**Goal of the exercise:** Return the lines below that carry the word "Tiefpass".
_ _ _ _ _ _ _
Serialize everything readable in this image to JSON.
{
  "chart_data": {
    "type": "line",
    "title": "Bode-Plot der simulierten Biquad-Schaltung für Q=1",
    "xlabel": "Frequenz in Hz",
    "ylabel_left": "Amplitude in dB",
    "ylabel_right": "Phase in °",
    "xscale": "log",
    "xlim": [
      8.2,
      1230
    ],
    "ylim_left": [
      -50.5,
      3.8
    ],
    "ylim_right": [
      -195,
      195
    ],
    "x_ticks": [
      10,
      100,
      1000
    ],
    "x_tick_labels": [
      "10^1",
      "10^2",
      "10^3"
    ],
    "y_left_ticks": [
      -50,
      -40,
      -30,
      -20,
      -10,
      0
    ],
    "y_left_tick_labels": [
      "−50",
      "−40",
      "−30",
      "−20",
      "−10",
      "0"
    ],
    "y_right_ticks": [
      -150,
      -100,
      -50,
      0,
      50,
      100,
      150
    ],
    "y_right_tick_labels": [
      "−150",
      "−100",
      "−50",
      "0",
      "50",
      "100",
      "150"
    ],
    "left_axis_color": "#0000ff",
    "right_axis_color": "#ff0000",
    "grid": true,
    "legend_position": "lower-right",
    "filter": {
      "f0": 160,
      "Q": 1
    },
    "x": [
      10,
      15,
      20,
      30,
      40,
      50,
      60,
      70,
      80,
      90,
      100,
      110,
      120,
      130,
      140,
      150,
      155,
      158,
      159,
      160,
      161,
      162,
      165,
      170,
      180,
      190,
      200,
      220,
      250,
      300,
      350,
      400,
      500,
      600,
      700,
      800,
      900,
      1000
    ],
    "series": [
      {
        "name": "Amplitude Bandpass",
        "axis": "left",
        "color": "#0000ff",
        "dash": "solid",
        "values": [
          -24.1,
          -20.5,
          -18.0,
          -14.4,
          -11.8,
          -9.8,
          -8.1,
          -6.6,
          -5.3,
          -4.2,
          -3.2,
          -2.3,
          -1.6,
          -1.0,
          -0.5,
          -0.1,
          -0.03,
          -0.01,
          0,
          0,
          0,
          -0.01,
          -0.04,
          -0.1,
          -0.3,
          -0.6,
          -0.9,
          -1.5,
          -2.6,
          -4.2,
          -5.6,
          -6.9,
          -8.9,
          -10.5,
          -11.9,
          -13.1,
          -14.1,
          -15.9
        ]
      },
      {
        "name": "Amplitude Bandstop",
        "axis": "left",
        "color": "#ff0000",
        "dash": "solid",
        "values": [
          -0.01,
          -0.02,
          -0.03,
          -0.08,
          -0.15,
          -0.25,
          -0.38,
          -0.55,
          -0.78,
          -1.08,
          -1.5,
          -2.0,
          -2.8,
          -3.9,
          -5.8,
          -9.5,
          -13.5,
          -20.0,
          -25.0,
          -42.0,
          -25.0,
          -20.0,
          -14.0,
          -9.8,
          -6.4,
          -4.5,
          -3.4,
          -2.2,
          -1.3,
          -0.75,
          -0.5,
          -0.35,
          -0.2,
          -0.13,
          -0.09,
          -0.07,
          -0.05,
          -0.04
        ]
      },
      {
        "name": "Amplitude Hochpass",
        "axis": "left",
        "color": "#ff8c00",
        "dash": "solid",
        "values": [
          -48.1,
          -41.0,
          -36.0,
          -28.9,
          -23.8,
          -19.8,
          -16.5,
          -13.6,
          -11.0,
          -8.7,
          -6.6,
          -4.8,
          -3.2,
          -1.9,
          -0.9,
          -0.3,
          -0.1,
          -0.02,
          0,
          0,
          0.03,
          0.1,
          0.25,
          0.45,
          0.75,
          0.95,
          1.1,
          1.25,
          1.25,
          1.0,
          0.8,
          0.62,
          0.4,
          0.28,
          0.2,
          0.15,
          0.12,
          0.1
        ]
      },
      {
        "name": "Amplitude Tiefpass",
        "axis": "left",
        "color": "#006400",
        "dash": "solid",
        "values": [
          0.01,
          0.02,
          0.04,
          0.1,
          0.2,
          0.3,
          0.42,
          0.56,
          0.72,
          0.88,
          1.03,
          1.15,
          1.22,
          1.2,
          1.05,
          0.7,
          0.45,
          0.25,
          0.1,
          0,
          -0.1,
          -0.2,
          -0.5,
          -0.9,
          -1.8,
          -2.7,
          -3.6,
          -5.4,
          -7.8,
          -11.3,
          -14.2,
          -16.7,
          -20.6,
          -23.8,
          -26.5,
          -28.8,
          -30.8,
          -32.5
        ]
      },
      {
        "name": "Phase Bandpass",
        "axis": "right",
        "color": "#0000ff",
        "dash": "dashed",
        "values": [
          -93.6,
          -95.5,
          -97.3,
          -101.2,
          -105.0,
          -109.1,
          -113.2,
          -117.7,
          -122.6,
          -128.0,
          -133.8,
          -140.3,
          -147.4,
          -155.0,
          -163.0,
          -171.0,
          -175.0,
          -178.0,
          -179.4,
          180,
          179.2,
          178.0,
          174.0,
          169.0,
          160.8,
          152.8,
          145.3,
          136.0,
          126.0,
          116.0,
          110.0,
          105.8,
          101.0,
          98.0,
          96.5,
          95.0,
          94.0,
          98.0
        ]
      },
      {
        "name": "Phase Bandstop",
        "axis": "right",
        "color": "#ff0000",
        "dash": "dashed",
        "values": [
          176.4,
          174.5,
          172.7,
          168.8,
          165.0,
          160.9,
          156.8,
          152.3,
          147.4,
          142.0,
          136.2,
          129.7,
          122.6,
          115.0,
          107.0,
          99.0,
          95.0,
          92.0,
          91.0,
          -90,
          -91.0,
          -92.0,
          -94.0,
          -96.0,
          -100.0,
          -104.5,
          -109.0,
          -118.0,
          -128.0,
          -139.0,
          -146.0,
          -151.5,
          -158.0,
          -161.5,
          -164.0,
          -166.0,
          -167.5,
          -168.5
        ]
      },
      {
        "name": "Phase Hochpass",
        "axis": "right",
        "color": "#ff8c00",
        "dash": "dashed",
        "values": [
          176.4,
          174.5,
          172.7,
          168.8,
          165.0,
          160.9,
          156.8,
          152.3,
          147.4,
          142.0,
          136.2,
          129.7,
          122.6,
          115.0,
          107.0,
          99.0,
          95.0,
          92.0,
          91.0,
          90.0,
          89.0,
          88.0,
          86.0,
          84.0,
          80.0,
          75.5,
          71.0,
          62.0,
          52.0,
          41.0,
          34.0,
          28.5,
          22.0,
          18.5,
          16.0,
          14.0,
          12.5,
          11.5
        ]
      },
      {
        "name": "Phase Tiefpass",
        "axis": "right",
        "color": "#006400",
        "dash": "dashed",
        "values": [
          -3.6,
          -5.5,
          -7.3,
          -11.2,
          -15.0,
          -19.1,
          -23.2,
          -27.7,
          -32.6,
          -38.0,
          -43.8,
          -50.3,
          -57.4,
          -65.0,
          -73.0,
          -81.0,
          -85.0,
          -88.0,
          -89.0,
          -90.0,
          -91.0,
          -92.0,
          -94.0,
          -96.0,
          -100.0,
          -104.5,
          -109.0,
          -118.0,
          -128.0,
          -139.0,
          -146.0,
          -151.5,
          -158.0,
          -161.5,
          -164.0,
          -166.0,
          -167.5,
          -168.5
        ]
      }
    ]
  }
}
_ _ _ _ _ _ _
**Output for this exercise:**
        "name": "Amplitude Tiefpass",
        "name": "Phase Tiefpass",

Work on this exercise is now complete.